"""

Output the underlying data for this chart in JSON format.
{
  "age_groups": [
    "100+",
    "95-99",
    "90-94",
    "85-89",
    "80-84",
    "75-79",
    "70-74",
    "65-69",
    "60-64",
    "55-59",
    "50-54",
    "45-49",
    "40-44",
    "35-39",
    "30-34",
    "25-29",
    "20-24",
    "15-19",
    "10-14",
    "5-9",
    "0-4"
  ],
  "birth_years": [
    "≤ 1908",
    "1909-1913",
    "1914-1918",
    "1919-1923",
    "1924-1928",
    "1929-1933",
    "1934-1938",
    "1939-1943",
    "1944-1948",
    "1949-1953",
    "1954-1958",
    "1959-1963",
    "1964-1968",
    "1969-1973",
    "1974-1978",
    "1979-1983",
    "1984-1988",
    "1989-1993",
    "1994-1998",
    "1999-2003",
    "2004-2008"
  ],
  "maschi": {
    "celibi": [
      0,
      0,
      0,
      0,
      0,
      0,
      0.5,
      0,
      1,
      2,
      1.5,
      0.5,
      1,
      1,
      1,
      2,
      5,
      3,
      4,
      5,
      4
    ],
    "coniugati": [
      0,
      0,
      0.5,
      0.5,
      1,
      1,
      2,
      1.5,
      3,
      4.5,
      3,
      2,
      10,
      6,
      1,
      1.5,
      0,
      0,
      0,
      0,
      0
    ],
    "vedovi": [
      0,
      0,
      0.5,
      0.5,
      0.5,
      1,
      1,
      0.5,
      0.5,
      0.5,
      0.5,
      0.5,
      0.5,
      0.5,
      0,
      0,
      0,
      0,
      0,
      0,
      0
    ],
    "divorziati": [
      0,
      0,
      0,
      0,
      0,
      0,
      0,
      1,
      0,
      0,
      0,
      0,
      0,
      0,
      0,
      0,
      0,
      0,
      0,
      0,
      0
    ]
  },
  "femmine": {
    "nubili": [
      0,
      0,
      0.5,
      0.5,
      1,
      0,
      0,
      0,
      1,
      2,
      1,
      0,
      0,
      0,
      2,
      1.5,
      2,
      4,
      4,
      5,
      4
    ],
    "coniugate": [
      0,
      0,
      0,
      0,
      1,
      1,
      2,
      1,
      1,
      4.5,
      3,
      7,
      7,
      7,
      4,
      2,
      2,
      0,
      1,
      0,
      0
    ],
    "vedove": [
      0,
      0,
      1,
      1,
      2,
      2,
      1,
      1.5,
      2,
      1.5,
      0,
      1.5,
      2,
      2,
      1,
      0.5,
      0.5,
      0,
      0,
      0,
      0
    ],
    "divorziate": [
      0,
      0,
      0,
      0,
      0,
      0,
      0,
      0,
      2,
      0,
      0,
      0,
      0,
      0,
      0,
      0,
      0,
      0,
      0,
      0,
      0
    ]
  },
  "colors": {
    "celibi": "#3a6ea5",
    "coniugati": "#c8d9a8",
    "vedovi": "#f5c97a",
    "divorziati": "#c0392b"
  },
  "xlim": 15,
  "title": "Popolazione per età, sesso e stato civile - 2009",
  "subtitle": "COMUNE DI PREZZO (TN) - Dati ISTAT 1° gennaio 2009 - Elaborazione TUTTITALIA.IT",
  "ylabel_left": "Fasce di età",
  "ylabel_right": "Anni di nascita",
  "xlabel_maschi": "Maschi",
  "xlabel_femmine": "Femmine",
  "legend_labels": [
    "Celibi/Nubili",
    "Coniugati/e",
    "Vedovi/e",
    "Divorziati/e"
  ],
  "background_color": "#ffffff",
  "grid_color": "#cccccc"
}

"""

Written exercise ▸ Print the material above once more, exactly.

Reply to the exercise ▸
Output the underlying data for this chart in JSON format.
{
  "age_groups": [
    "100+",
    "95-99",
    "90-94",
    "85-89",
    "80-84",
    "75-79",
    "70-74",
    "65-69",
    "60-64",
    "55-59",
    "50-54",
    "45-49",
    "40-44",
    "35-39",
    "30-34",
    "25-29",
    "20-24",
    "15-19",
    "10-14",
    "5-9",
    "0-4"
  ],
  "birth_years": [
    "≤ 1908",
    "1909-1913",
    "1914-1918",
    "1919-1923",
    "1924-1928",
    "1929-1933",
    "1934-1938",
    "1939-1943",
    "1944-1948",
    "1949-1953",
    "1954-1958",
    "1959-1963",
    "1964-1968",
    "1969-1973",
    "1974-1978",
    "1979-1983",
    "1984-1988",
    "1989-1993",
    "1994-1998",
    "1999-2003",
    "2004-2008"
  ],
  "maschi": {
    "celibi": [
      0,
      0,
      0,
      0,
      0,
      0,
      0.5,
      0,
      1,
      2,
      1.5,
      0.5,
      1,
      1,
      1,
      2,
      5,
      3,
      4,
      5,
      4
    ],
    "coniugati": [
      0,
      0,
      0.5,
      0.5,
      1,
      1,
      2,
      1.5,
      3,
      4.5,
      3,
      2,
      10,
      6,
      1,
      1.5,
      0,
      0,
      0,
      0,
      0
    ],
    "vedovi": [
      0,
      0,
      0.5,
      0.5,
      0.5,
      1,
      1,
      0.5,
      0.5,
      0.5,
      0.5,
      0.5,
      0.5,
      0.5,
      0,
      0,
      0,
      0,
      0,
      0,
      0
    ],
    "divorziati": [
      0,
      0,
      0,
      0,
      0,
      0,
      0,
      1,
      0,
      0,
      0,
      0,
      0,
      0,
      0,
      0,
      0,
      0,
      0,
      0,
      0
    ]
  },
  "femmine": {
    "nubili": [
      0,
      0,
      0.5,
      0.5,
      1,
      0,
      0,
      0,
      1,
      2,
      1,
      0,
      0,
      0,
      2,
      1.5,
      2,
      4,
      4,
      5,
      4
    ],
    "coniugate": [
      0,
      0,
      0,
      0,
      1,
      1,
      2,
      1,
      1,
      4.5,
      3,
      7,
      7,
      7,
      4,
      2,
      2,
      0,
      1,
      0,
      0
    ],
    "vedove": [
      0,
      0,
      1,
      1,
      2,
      2,
      1,
      1.5,
      2,
      1.5,
      0,
      1.5,
      2,
      2,
      1,
      0.5,
      0.5,
      0,
      0,
      0,
      0
    ],
    "divorziate": [
      0,
      0,
      0,
      0,
      0,
      0,
      0,
      0,
      2,
      0,
      0,
      0,
      0,
      0,
      0,
      0,
      0,
      0,
      0,
      0,
      0
    ]
  },
  "colors": {
    "celibi": "#3a6ea5",
    "coniugati": "#c8d9a8",
    "vedovi": "#f5c97a",
    "divorziati": "#c0392b"
  },
  "xlim": 15,
  "title": "Popolazione per età, sesso e stato civile - 2009",
  "subtitle": "COMUNE DI PREZZO (TN) - Dati ISTAT 1° gennaio 2009 - Elaborazione TUTTITALIA.IT",
  "ylabel_left": "Fasce di età",
  "ylabel_right": "Anni di nascita",
  "xlabel_maschi": "Maschi",
  "xlabel_femmine": "Femmine",
  "legend_labels": [
    "Celibi/Nubili",
    "Coniugati/e",
    "Vedovi/e",
    "Divorziati/e"
  ],
  "background_color": "#ffffff",
  "grid_color": "#cccccc"
}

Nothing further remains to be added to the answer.